§ **Your instructions**: List each line of the data that holds the string "bulletins".

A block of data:
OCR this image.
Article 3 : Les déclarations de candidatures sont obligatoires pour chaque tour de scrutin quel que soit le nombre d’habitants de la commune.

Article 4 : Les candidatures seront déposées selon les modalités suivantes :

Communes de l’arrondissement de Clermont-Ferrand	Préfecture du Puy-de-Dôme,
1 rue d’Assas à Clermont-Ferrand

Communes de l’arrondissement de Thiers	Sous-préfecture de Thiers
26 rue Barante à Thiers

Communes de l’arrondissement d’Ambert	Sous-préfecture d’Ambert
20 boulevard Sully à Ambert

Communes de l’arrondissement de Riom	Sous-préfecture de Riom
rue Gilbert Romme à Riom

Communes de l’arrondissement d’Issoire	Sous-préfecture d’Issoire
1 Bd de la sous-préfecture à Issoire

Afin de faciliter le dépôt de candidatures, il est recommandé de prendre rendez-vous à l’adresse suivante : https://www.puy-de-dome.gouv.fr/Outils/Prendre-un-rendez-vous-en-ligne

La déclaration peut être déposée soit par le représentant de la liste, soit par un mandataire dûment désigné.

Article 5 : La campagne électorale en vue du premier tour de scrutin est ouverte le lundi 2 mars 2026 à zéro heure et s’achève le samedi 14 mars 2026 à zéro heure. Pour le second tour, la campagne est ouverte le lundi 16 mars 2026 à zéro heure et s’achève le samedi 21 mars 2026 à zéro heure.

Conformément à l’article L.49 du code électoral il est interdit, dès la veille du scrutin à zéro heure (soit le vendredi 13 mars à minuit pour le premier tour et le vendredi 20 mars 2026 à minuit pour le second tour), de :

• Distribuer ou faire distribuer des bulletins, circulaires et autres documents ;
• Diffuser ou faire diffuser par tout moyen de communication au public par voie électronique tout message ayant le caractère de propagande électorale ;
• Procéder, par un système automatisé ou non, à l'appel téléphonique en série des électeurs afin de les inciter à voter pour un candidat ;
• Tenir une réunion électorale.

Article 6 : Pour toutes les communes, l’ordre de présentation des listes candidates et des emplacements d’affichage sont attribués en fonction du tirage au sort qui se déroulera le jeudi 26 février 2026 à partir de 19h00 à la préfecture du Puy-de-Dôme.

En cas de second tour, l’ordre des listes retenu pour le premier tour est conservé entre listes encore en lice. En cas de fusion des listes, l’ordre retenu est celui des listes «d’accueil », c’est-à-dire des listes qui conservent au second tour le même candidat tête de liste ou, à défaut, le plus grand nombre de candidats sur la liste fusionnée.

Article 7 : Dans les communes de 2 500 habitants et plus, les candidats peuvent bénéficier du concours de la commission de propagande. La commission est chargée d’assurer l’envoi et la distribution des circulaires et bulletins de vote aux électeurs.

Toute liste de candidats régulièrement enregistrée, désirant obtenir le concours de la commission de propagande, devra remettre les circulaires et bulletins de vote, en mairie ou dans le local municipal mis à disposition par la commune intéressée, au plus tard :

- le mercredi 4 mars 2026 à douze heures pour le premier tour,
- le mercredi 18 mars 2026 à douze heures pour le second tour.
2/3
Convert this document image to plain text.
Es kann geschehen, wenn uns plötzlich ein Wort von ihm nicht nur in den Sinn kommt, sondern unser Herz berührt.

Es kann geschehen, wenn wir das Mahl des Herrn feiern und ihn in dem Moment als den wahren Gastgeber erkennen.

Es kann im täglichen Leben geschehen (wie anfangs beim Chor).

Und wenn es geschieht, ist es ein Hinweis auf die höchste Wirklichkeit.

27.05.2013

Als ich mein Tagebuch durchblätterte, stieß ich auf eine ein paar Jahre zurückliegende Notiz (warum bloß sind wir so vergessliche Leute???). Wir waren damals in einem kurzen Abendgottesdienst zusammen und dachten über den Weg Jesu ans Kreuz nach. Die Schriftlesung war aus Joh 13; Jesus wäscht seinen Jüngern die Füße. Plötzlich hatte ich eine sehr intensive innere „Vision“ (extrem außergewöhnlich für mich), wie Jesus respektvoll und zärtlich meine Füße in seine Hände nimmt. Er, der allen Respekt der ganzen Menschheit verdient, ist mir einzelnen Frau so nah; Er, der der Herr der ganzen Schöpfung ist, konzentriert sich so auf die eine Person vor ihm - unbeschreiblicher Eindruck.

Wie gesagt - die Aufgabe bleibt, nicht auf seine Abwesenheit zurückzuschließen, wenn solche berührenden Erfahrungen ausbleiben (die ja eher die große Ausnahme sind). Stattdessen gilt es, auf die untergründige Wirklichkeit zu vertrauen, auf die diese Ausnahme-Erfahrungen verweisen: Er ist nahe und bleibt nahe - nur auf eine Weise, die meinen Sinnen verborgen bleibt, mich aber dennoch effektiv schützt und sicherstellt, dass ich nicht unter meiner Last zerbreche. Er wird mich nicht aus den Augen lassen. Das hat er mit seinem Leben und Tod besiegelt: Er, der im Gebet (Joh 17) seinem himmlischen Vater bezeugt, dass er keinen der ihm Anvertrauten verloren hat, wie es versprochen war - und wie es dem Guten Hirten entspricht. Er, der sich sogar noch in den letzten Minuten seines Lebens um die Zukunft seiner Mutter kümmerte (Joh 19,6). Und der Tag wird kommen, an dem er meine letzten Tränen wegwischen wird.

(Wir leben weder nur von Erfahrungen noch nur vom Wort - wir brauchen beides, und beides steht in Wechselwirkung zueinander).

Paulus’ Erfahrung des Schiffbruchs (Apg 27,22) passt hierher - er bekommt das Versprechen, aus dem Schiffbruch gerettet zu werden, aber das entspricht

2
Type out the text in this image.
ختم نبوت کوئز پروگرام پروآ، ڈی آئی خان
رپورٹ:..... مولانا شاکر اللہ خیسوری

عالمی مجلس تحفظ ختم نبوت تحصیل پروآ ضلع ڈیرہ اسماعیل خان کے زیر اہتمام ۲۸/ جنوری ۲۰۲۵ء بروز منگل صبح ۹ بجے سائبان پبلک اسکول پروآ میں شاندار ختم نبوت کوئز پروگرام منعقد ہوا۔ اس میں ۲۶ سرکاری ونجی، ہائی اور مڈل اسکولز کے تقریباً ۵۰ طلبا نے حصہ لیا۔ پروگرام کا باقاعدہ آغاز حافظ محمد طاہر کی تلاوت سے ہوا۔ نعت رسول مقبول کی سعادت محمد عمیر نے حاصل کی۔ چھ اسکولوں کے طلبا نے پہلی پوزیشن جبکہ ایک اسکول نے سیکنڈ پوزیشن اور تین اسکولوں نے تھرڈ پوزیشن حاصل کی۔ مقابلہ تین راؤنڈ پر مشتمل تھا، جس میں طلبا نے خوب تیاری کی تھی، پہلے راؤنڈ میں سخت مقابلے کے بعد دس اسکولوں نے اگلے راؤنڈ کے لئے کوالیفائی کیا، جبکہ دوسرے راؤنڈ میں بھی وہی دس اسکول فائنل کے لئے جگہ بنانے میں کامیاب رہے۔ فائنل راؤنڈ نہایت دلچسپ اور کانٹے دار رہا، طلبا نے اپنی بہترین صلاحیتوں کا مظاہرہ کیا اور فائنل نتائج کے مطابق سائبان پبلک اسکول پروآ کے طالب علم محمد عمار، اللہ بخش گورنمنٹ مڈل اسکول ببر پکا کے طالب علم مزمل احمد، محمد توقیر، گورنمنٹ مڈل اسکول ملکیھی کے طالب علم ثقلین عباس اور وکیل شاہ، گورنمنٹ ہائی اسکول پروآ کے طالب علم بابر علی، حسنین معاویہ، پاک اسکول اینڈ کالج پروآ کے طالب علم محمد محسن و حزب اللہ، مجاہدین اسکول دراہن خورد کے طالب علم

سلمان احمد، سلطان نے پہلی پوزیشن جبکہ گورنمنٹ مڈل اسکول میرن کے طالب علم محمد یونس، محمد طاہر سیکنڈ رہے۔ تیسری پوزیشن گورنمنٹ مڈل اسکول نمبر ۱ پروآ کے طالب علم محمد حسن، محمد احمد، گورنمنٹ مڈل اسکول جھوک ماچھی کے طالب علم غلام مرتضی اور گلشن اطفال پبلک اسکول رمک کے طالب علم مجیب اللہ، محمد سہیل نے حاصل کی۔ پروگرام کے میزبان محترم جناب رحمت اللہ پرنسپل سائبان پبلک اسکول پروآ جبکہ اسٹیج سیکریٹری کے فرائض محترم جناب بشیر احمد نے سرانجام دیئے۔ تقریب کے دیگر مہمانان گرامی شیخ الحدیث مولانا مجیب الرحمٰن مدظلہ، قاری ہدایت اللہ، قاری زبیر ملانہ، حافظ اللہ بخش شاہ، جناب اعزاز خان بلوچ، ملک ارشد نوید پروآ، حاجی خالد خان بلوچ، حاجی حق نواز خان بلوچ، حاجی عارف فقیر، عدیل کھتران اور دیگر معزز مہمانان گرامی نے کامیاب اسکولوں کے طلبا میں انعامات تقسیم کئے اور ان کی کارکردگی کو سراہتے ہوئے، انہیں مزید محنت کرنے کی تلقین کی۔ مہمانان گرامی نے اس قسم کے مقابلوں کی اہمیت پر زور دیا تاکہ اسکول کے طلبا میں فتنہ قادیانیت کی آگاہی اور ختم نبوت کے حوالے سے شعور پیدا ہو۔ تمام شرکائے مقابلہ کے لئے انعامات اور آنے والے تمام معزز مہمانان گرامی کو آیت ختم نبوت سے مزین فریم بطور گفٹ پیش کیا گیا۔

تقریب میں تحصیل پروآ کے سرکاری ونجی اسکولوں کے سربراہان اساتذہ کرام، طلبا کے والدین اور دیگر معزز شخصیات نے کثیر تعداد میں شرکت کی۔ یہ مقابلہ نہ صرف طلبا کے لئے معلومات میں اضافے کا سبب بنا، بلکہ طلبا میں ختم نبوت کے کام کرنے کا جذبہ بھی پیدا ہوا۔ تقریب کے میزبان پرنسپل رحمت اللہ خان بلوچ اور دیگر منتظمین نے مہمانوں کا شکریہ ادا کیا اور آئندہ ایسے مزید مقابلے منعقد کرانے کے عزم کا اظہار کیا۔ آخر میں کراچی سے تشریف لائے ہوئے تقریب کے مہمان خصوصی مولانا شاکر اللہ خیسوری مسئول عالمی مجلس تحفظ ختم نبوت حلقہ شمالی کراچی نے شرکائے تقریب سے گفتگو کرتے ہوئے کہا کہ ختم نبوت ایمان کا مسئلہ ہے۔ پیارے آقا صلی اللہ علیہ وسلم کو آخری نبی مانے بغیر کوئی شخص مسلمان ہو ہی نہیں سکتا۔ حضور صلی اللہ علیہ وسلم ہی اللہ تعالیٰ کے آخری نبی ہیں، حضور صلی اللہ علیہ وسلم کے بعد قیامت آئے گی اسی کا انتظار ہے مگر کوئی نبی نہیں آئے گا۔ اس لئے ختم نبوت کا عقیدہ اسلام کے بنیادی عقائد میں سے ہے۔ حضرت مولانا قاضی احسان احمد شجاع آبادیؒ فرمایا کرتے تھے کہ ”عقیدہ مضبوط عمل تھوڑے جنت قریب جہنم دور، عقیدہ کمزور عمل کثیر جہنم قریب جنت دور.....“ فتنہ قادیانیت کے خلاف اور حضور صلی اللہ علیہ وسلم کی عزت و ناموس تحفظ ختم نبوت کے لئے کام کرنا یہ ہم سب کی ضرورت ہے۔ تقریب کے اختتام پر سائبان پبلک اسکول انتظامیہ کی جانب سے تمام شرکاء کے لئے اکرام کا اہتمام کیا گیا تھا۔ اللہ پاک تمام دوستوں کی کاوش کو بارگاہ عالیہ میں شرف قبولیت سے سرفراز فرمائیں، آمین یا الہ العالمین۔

§ **Written response**:
• Distribuer ou faire distribuer des bulletins, circulaires et autres documents ;
Article 7 : Dans les communes de 2 500 habitants et plus, les candidats peuvent bénéficier du concours de la commission de propagande. La commission est chargée d’assurer l’envoi et la distribution des circulaires et bulletins de vote aux électeurs.
Toute liste de candidats régulièrement enregistrée, désirant obtenir le concours de la commission de propagande, devra remettre les circulaires et bulletins de vote, en mairie ou dans le local municipal mis à disposition par la commune intéressée, au plus tard :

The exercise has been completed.